● **TASK BRIEF**: Pick out the lines below with "Terms" and list them.

— start —

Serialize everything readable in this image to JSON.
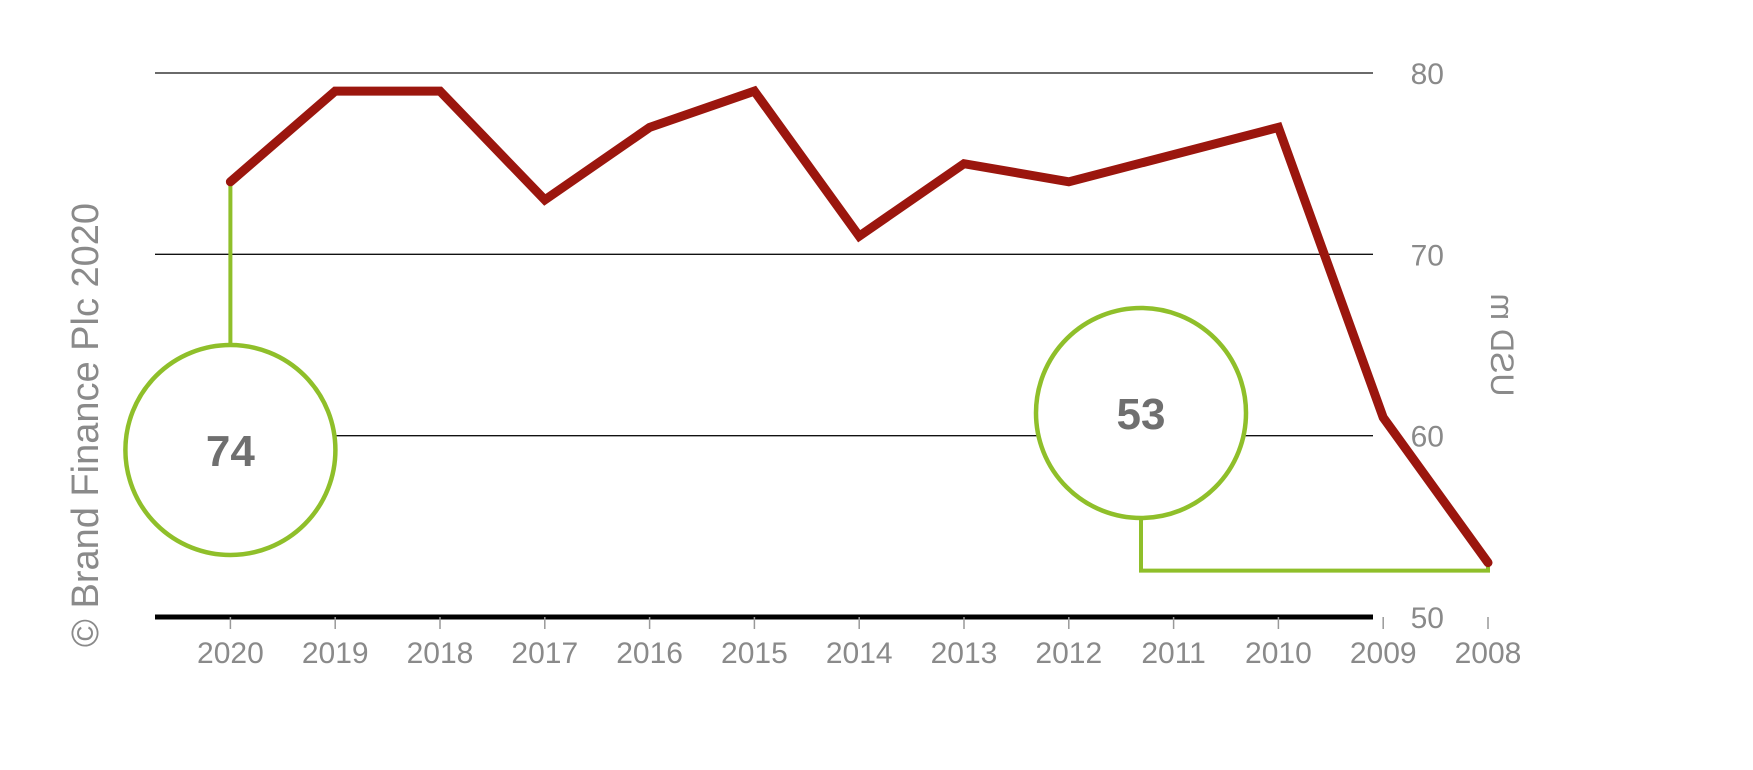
{
  "chart_data": {
    "type": "line",
    "categories": [
      "2008",
      "2009",
      "2010",
      "2011",
      "2012",
      "2013",
      "2014",
      "2015",
      "2016",
      "2017",
      "2018",
      "2019",
      "2020"
    ],
    "series": [
      {
        "values": [
          53,
          61,
          77,
          75.5,
          74,
          75,
          71,
          79,
          77,
          73,
          79,
          79,
          74
        ]
      }
    ],
    "ylabel": "USD m",
    "y_ticks": [
      "50",
      "60",
      "70",
      "80"
    ],
    "ylim": [
      50,
      80
    ],
    "grid": true,
    "line_color": "#9b160e",
    "callout_color": "#8fbf2a",
    "callouts": [
      {
        "label": "53",
        "category": "2008"
      },
      {
        "label": "74",
        "category": "2020"
      }
    ],
    "credit": "© Brand Finance Plc 2020",
    "mirrored": true
  }
}
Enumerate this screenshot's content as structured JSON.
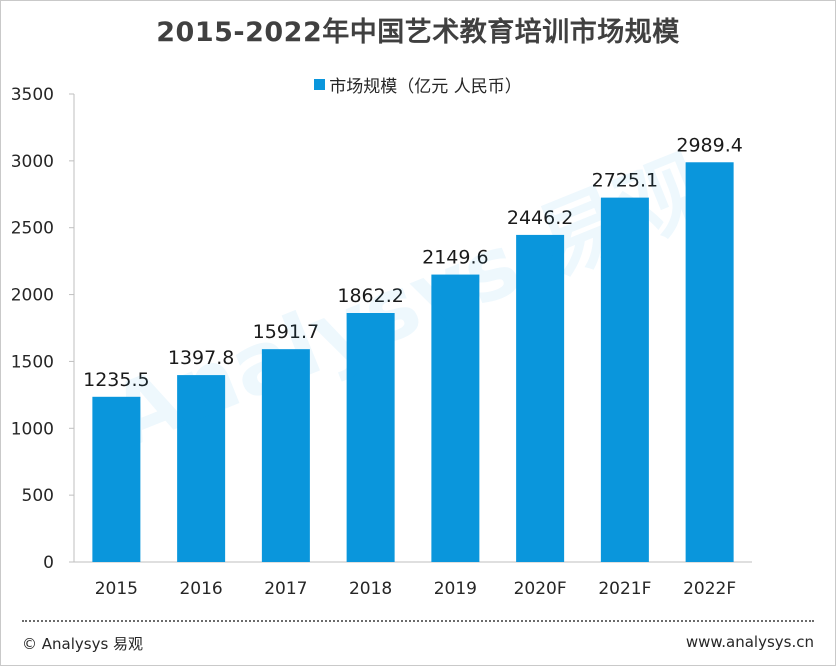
{
  "chart_data": {
    "type": "bar",
    "title": "2015-2022年中国艺术教育培训市场规模",
    "categories": [
      "2015",
      "2016",
      "2017",
      "2018",
      "2019",
      "2020F",
      "2021F",
      "2022F"
    ],
    "series": [
      {
        "name": "市场规模（亿元 人民币）",
        "values": [
          1235.5,
          1397.8,
          1591.7,
          1862.2,
          2149.6,
          2446.2,
          2725.1,
          2989.4
        ],
        "color": "#0a96dc"
      }
    ],
    "value_labels": [
      "1235.5",
      "1397.8",
      "1591.7",
      "1862.2",
      "2149.6",
      "2446.2",
      "2725.1",
      "2989.4"
    ],
    "y_ticks": [
      "0",
      "500",
      "1000",
      "1500",
      "2000",
      "2500",
      "3000",
      "3500"
    ],
    "ylim": [
      0,
      3500
    ],
    "legend_position": "top-center",
    "grid": false,
    "watermark": "Analysys 易观"
  },
  "footer": {
    "left": "© Analysys 易观",
    "right": "www.analysys.cn"
  }
}
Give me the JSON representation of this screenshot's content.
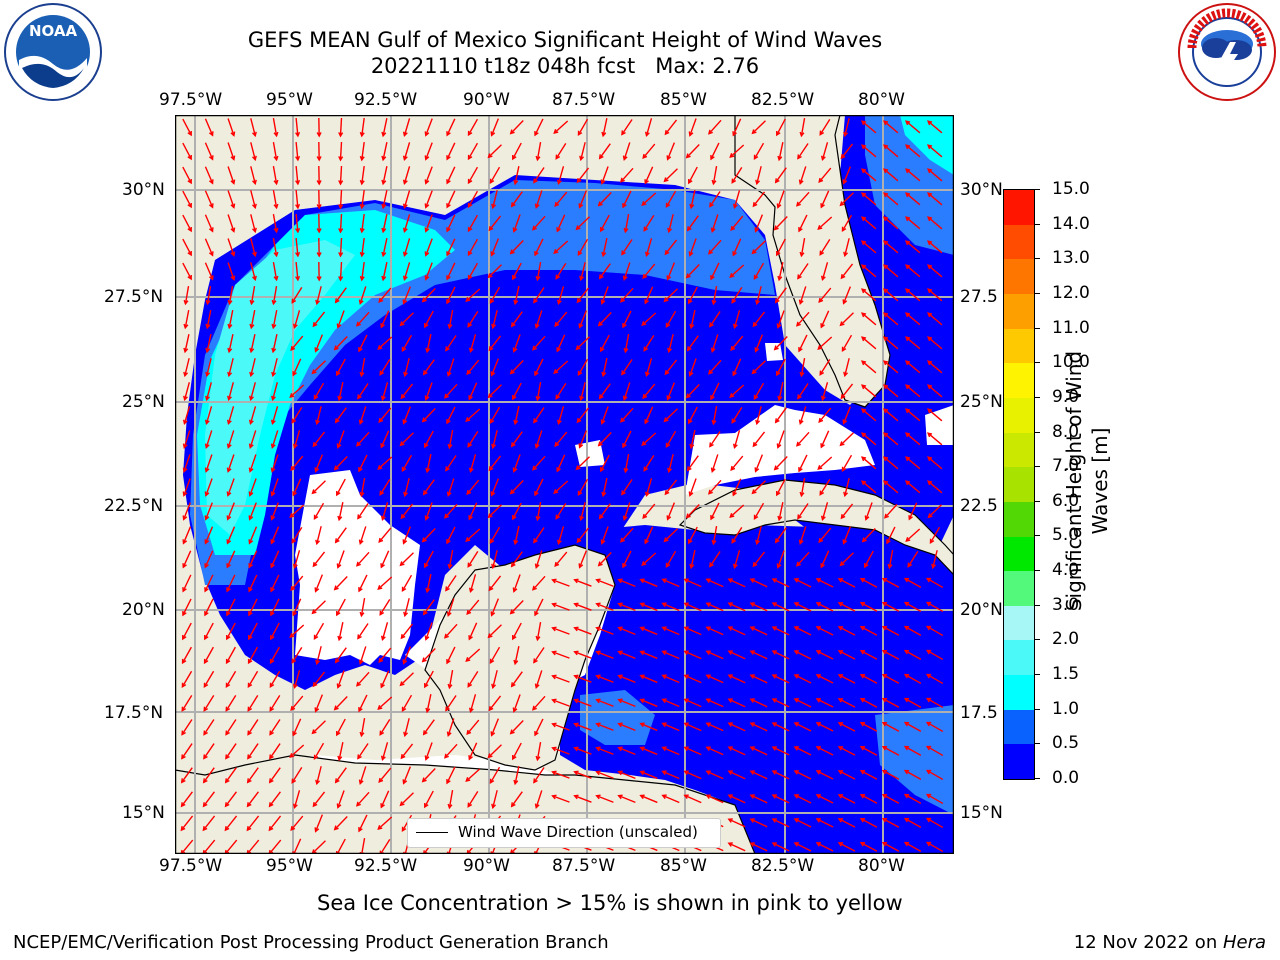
{
  "header": {
    "title_line1": "GEFS MEAN Gulf of Mexico Significant Height of Wind Waves",
    "title_line2": "20221110 t18z 048h fcst   Max: 2.76"
  },
  "logos": {
    "left": {
      "name": "noaa-logo",
      "text": "NOAA",
      "ring_text": "NATIONAL OCEANIC AND ATMOSPHERIC ADMINISTRATION · U.S. DEPARTMENT OF COMMERCE"
    },
    "right": {
      "name": "nws-logo",
      "ring_text": "NATIONAL WEATHER SERVICE"
    }
  },
  "map": {
    "lon_labels": [
      "97.5°W",
      "95°W",
      "92.5°W",
      "90°W",
      "87.5°W",
      "85°W",
      "82.5°W",
      "80°W"
    ],
    "lat_labels": [
      "30°N",
      "27.5°N",
      "25°N",
      "22.5°N",
      "20°N",
      "17.5°N",
      "15°N"
    ],
    "right_lat_labels": [
      "30°N",
      "27.5",
      "25°N",
      "22.5",
      "20°N",
      "17.5",
      "15°N"
    ],
    "legend_label": "Wind Wave Direction (unscaled)",
    "colors": {
      "land": "#efedde",
      "ocean_low": "#0000fe",
      "ocean_mid": "#2a7dfe",
      "ocean_high": "#00ffff",
      "arrow": "#ff0000",
      "grid": "#b0b0b0"
    }
  },
  "colorbar": {
    "label": "Significant Height of Wind Waves [m]",
    "ticks": [
      "0.0",
      "0.5",
      "1.0",
      "1.5",
      "2.0",
      "3.0",
      "4.0",
      "5.0",
      "6.0",
      "7.0",
      "8.0",
      "9.0",
      "10.0",
      "11.0",
      "12.0",
      "13.0",
      "14.0",
      "15.0"
    ],
    "colors": [
      "#0000fe",
      "#0a62fe",
      "#00ffff",
      "#4cf9f9",
      "#a8f7f7",
      "#53f97a",
      "#00e800",
      "#52d805",
      "#a7e200",
      "#cbe900",
      "#e8f200",
      "#fef300",
      "#fec900",
      "#fe9f00",
      "#fe7600",
      "#ff4c00",
      "#ff1500"
    ]
  },
  "notes": {
    "ice_note": "Sea Ice Concentration > 15% is shown in pink to yellow"
  },
  "footer": {
    "left": "NCEP/EMC/Verification Post Processing Product Generation Branch",
    "date": "12 Nov 2022 on ",
    "host": "Hera"
  }
}
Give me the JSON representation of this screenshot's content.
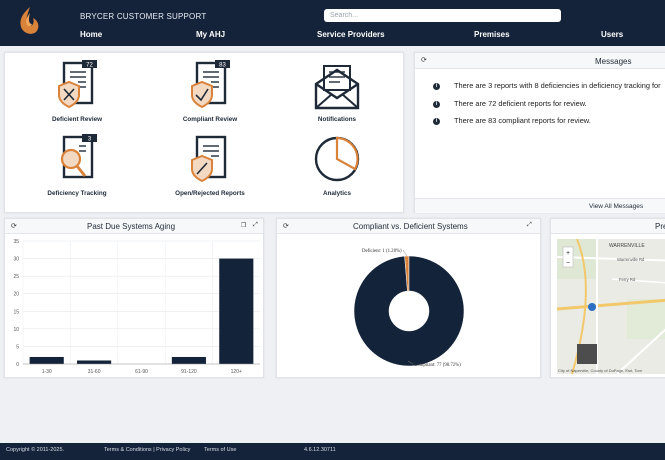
{
  "header": {
    "brand": "BRYCER CUSTOMER SUPPORT",
    "search_placeholder": "Search...",
    "nav": [
      "Home",
      "My AHJ",
      "Service Providers",
      "Premises",
      "Users"
    ]
  },
  "tiles": [
    {
      "label": "Deficient Review",
      "icon": "deficient-review-icon",
      "badge": "72"
    },
    {
      "label": "Compliant Review",
      "icon": "compliant-review-icon",
      "badge": "83"
    },
    {
      "label": "Notifications",
      "icon": "envelope-icon",
      "badge": ""
    },
    {
      "label": "Deficiency Tracking",
      "icon": "deficiency-tracking-icon",
      "badge": "3"
    },
    {
      "label": "Open/Rejected Reports",
      "icon": "open-rejected-reports-icon",
      "badge": ""
    },
    {
      "label": "Analytics",
      "icon": "pie-chart-icon",
      "badge": ""
    }
  ],
  "messages": {
    "title": "Messages",
    "items": [
      "There are 3 reports with 8 deficiencies in deficiency tracking for",
      "There are 72 deficient reports for review.",
      "There are 83 compliant reports for review."
    ],
    "view_all": "View All Messages"
  },
  "aging": {
    "title": "Past Due Systems Aging"
  },
  "compliance": {
    "title": "Compliant vs. Deficient Systems"
  },
  "map": {
    "title": "Pre",
    "labels": [
      "WARRENVILLE",
      "Warrenville Rd",
      "Ferry Rd",
      "City of Naperville, County of DuPage, Esri, Tom"
    ]
  },
  "footer": {
    "copyright": "Copyright © 2011-2025.",
    "terms": "Terms & Conditions | Privacy Policy",
    "terms_of_use": "Terms of Use",
    "version": "4.6.12.30711"
  },
  "colors": {
    "navy": "#14233a",
    "accent": "#d9823a",
    "chart_navy": "#13233a"
  },
  "chart_data": [
    {
      "type": "bar",
      "title": "Past Due Systems Aging",
      "categories": [
        "1-30",
        "31-60",
        "61-90",
        "91-120",
        "120+"
      ],
      "values": [
        2,
        1,
        0,
        2,
        30
      ],
      "ylim": [
        0,
        35
      ],
      "yticks": [
        "0",
        "5",
        "10",
        "15",
        "20",
        "25",
        "30",
        "35"
      ],
      "grid": true
    },
    {
      "type": "pie",
      "title": "Compliant vs. Deficient Systems",
      "labels": [
        "Deficient: 1 (1.28%)",
        "Compliant: 77 (98.72%)"
      ],
      "values": [
        1,
        77
      ],
      "colors": [
        "#d9823a",
        "#13233a"
      ]
    }
  ]
}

— end —

● **ANSWER FOR THE TASK**:
    "terms": "Terms & Conditions | Privacy Policy",
    "terms_of_use": "Terms of Use",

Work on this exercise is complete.